▸ **Given request**
Count how many lines hold the string "Tasa". Answer with that number and nothing more.

···

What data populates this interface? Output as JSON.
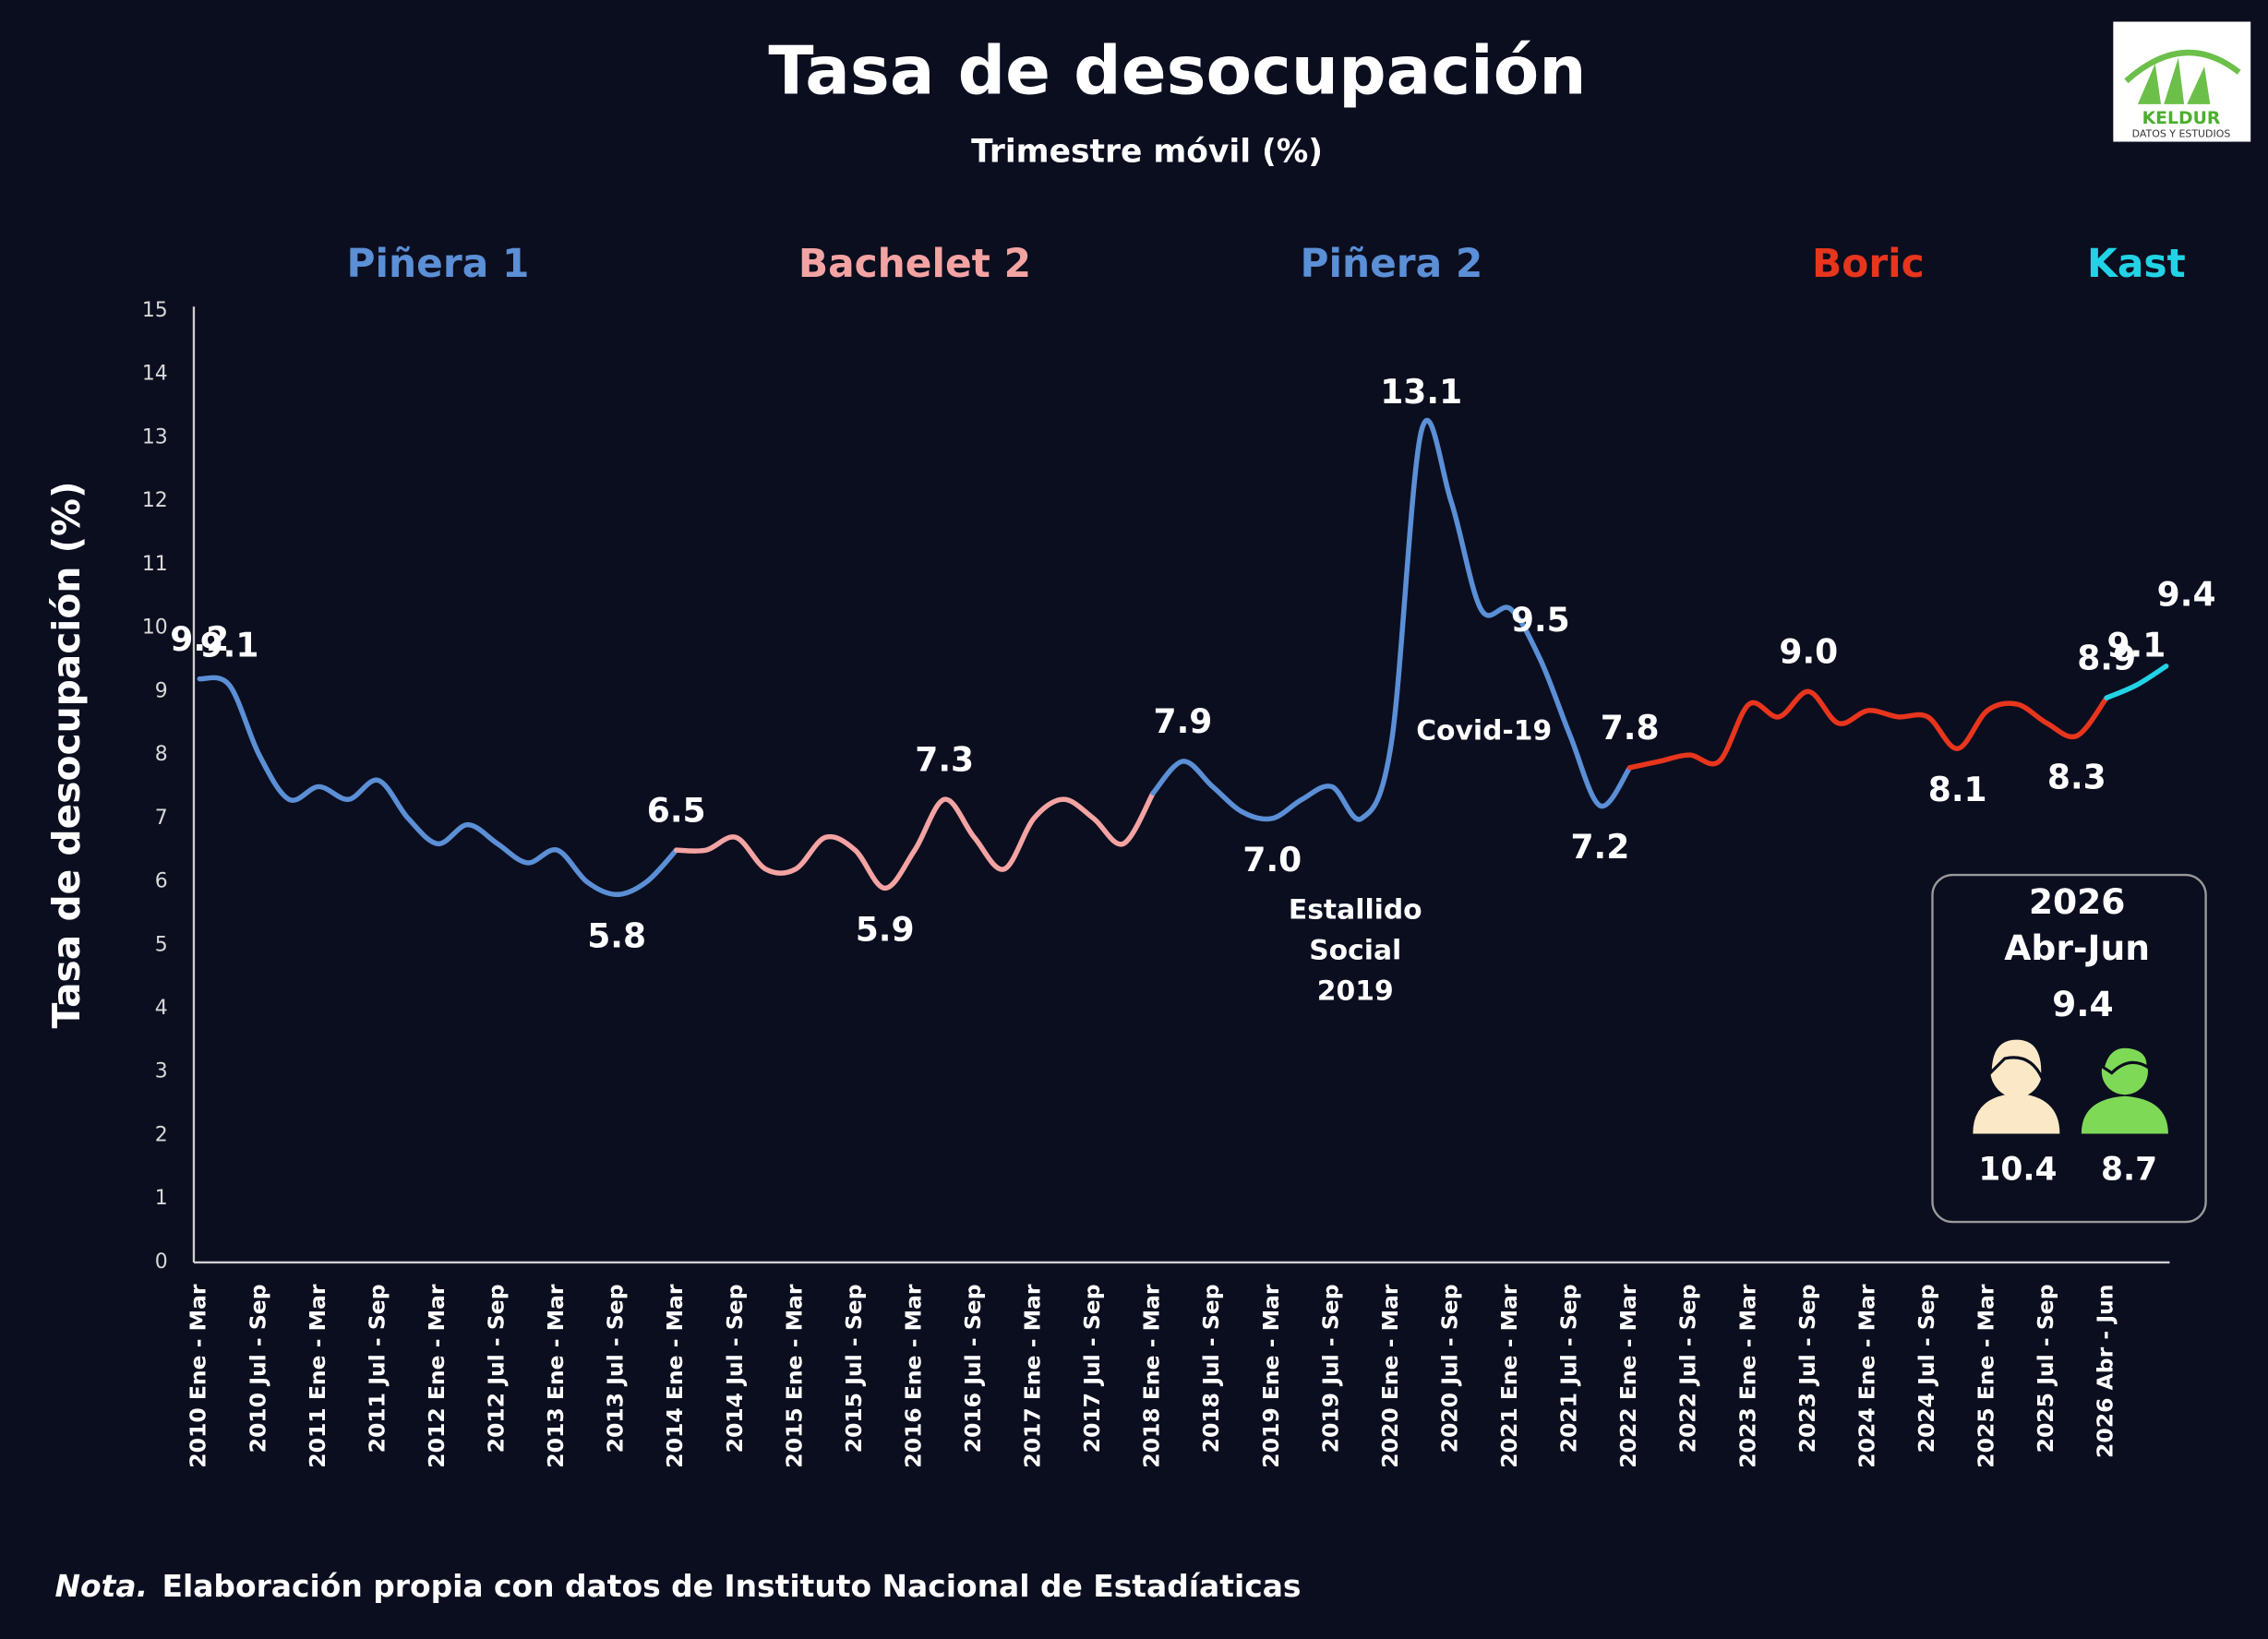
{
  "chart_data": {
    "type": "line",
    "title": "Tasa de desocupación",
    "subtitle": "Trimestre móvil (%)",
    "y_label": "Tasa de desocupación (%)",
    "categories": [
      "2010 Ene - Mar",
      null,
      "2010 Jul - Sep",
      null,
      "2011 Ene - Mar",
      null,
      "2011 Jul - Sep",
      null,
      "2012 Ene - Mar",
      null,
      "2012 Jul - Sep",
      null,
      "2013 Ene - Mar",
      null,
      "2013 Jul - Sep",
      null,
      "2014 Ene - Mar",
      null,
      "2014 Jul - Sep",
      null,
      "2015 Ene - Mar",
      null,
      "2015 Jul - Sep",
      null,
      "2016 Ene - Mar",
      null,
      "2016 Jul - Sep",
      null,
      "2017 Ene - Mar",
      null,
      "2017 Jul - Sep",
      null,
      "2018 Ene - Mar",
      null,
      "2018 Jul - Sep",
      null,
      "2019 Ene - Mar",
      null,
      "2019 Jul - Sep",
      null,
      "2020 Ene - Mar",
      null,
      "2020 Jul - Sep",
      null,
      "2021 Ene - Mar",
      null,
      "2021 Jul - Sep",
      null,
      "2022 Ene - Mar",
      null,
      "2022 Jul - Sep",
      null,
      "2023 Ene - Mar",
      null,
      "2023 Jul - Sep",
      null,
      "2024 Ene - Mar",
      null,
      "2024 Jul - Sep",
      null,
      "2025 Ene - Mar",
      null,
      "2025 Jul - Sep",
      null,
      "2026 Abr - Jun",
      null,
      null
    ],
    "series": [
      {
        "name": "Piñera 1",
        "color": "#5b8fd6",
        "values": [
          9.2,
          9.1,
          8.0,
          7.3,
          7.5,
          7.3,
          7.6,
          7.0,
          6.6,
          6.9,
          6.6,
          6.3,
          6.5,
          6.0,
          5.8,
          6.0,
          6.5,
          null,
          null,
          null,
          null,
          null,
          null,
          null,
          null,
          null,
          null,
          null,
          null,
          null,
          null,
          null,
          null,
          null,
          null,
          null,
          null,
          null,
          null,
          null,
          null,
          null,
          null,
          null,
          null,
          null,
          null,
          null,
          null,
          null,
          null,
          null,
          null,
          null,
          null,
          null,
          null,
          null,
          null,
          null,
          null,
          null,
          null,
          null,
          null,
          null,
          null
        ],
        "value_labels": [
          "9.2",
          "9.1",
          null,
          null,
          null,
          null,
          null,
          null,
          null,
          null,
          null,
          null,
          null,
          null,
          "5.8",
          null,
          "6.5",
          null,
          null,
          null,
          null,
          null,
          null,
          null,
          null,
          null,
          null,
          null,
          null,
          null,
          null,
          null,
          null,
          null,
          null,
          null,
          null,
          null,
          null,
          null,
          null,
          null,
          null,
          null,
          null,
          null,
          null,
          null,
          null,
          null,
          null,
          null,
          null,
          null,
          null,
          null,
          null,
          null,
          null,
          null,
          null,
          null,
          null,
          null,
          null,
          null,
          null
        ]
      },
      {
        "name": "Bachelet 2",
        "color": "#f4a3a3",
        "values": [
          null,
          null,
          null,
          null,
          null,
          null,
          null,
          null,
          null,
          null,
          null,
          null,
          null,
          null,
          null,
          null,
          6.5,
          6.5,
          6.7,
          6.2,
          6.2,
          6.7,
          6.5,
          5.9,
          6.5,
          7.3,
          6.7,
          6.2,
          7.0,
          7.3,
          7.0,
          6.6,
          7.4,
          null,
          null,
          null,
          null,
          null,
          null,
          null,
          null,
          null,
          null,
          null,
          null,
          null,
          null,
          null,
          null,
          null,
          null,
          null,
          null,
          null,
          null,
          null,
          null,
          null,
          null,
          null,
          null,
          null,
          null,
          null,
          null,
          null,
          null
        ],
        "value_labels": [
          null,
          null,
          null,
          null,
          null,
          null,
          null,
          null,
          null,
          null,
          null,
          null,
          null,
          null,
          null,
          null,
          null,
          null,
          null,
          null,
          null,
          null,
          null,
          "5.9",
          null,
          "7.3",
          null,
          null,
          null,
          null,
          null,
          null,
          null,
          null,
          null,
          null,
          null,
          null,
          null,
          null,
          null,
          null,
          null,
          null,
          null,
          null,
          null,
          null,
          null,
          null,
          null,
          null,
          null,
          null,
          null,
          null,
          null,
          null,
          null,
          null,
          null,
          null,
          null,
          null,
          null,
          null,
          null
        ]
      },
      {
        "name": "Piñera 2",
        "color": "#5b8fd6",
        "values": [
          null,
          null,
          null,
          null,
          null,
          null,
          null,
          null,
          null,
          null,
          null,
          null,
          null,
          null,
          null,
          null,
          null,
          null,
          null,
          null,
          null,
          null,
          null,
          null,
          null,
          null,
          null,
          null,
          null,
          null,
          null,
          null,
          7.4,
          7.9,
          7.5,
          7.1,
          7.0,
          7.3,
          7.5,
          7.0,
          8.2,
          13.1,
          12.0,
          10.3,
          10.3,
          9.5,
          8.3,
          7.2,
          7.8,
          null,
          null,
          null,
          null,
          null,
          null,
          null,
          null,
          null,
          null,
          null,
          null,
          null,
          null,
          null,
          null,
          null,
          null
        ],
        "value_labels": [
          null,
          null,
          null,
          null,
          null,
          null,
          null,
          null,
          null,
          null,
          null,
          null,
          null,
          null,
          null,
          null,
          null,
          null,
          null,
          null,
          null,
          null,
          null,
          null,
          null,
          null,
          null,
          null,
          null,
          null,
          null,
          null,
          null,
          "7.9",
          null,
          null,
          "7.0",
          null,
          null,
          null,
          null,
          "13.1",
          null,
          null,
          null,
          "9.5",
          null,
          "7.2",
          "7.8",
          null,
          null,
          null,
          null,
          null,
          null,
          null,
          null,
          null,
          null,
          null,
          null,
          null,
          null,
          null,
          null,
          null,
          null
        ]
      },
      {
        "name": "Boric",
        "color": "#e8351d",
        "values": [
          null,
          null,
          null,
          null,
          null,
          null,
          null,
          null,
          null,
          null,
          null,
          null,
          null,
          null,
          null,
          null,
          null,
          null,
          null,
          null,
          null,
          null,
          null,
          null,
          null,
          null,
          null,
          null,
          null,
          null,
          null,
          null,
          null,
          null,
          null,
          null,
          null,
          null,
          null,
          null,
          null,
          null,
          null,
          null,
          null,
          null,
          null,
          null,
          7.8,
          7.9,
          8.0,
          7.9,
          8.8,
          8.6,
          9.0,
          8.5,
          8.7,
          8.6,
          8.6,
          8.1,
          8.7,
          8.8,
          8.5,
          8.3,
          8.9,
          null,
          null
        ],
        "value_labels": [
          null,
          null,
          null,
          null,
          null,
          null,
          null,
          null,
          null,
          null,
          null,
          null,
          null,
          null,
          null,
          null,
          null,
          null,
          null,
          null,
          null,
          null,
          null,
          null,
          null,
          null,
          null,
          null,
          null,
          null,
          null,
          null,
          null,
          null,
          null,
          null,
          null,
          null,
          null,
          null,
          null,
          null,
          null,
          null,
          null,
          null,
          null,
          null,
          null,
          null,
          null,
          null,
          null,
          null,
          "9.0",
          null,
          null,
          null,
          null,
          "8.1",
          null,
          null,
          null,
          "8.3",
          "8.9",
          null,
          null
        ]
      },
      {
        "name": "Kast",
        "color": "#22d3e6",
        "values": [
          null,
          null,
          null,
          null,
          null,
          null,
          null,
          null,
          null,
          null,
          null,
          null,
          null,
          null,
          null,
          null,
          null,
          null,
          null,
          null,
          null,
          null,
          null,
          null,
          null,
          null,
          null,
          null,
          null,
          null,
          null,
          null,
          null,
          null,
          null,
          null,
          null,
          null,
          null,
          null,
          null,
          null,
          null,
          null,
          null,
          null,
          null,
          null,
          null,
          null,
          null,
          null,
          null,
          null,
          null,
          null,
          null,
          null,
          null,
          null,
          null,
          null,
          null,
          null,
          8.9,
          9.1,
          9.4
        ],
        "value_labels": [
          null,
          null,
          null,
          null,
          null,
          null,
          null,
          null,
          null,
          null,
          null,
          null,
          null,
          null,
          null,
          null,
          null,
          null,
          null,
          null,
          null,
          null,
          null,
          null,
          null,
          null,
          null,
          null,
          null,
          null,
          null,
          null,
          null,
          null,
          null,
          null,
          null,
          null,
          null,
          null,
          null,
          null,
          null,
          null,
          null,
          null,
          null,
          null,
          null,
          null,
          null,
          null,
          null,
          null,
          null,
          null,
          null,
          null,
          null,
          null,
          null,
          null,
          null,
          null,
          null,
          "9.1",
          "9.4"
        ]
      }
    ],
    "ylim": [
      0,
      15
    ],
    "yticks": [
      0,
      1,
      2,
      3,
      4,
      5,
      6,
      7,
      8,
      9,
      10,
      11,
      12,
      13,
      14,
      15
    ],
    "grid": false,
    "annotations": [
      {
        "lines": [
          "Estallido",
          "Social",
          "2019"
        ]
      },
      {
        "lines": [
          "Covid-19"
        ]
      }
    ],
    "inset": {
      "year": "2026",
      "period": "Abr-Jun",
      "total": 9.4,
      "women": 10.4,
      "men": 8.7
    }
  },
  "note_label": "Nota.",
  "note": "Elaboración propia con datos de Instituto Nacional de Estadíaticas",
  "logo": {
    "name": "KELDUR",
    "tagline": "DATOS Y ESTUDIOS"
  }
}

···

▸ **Solution to this problem**
2